Objective: Where the string "követelheti" occurs in the material below, report the whole line.

·····

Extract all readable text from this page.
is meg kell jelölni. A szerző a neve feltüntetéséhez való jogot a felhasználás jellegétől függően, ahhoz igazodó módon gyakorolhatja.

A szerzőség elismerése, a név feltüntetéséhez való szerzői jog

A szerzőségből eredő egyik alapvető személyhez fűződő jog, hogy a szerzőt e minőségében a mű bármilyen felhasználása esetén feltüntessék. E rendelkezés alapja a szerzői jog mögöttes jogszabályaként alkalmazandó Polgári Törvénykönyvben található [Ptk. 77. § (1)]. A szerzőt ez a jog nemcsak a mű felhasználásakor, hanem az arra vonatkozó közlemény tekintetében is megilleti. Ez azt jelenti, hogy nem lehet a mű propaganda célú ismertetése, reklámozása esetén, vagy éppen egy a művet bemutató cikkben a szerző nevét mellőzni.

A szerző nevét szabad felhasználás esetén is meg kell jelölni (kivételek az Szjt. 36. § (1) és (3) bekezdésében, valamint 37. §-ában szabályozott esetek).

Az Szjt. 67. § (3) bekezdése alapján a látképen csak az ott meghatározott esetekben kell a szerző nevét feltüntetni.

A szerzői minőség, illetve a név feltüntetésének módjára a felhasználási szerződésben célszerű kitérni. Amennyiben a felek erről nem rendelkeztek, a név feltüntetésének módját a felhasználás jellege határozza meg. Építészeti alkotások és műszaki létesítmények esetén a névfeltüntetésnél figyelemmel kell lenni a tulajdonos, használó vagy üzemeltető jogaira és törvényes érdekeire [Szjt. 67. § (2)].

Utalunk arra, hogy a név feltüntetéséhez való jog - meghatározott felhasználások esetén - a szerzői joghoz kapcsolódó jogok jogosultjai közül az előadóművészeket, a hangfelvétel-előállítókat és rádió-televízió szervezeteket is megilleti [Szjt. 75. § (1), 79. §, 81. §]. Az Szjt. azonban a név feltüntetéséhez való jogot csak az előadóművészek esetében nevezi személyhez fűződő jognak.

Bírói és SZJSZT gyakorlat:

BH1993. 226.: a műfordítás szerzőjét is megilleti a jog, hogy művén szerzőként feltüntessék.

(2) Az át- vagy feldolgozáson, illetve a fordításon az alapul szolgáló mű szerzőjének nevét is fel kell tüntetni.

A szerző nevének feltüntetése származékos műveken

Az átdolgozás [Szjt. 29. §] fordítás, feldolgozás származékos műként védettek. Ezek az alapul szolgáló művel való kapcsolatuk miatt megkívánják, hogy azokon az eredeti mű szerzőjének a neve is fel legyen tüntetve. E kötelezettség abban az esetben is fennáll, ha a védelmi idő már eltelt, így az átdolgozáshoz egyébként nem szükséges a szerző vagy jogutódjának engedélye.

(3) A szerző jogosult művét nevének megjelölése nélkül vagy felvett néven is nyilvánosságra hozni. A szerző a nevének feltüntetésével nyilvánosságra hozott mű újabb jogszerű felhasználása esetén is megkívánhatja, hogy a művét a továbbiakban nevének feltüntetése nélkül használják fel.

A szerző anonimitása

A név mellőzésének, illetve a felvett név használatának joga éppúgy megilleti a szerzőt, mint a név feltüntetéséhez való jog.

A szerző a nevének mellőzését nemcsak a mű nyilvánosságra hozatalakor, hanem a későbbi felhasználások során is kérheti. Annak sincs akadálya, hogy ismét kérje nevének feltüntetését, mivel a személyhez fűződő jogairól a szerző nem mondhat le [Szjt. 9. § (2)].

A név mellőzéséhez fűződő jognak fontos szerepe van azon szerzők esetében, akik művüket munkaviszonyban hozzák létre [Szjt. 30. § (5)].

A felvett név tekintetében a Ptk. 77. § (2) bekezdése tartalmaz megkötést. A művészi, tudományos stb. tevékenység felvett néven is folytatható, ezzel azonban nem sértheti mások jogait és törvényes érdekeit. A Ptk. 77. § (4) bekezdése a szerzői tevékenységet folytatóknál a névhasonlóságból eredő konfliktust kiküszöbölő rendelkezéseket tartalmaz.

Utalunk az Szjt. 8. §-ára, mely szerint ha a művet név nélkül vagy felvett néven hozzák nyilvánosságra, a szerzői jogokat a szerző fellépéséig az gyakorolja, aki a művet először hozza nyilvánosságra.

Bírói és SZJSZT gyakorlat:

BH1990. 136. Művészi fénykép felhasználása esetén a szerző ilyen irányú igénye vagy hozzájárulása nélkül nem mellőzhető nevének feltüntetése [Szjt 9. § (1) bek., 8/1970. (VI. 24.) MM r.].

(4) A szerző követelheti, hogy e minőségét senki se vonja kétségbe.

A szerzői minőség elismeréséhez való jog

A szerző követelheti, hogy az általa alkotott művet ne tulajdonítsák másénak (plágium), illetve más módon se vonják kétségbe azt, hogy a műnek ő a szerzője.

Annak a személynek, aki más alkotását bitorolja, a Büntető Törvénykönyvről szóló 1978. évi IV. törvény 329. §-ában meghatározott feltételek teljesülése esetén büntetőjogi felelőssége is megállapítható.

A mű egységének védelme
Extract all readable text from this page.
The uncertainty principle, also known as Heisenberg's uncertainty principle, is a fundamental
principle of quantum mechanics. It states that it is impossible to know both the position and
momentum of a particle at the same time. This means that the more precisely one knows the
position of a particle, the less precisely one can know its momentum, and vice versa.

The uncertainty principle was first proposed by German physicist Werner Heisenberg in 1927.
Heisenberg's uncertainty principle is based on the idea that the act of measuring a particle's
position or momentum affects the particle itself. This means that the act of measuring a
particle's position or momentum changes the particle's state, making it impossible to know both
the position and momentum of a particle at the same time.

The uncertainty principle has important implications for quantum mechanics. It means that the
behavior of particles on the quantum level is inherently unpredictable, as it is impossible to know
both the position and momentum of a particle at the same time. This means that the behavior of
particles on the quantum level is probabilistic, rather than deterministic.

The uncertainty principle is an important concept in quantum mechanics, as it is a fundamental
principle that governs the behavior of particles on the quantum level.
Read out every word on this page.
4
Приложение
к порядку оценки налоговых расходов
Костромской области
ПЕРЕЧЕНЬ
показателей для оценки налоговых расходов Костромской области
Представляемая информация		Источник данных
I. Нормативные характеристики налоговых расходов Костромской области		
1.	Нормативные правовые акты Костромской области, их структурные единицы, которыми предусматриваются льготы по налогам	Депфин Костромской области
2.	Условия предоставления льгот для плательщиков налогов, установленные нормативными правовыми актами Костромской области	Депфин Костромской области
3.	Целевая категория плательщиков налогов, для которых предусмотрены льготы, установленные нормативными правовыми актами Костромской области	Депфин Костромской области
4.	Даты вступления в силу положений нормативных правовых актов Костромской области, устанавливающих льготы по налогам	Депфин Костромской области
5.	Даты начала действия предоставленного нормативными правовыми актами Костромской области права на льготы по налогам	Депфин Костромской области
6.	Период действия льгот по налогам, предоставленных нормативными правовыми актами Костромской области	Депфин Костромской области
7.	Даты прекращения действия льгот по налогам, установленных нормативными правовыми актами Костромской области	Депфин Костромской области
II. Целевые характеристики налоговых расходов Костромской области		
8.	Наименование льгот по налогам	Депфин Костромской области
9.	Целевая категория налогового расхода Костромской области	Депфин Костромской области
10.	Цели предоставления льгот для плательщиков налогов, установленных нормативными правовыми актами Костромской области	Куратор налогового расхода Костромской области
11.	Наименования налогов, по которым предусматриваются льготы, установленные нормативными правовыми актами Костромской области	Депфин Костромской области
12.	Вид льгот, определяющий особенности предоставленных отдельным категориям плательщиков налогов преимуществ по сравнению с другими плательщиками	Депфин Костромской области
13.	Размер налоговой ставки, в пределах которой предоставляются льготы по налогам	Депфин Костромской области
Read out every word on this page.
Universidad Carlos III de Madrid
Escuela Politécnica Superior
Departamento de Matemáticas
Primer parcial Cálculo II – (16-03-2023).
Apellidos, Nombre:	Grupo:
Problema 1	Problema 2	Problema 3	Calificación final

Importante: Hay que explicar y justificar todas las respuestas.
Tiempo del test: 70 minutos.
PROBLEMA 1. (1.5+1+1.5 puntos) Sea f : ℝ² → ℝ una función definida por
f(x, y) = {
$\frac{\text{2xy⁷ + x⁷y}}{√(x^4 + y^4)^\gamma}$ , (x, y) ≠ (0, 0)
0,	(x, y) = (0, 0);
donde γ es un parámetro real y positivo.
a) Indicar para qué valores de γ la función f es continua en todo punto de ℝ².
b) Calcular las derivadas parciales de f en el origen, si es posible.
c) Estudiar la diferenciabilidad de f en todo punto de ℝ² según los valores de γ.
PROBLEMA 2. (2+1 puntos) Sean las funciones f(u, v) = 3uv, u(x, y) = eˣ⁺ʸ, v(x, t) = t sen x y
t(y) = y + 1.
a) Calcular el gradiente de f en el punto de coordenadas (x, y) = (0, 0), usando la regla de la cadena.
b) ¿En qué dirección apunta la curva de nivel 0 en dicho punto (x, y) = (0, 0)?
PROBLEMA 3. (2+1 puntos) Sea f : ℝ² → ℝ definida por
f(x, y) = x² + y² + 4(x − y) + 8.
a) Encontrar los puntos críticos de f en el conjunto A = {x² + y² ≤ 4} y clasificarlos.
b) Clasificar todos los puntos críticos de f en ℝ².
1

·····

Task output:
(4) A szerző követelheti, hogy e minőségét senki se vonja kétségbe.
A szerző követelheti, hogy az általa alkotott művet ne tulajdonítsák másénak (plágium), illetve más módon se vonják kétségbe azt, hogy a műnek ő a szerzője.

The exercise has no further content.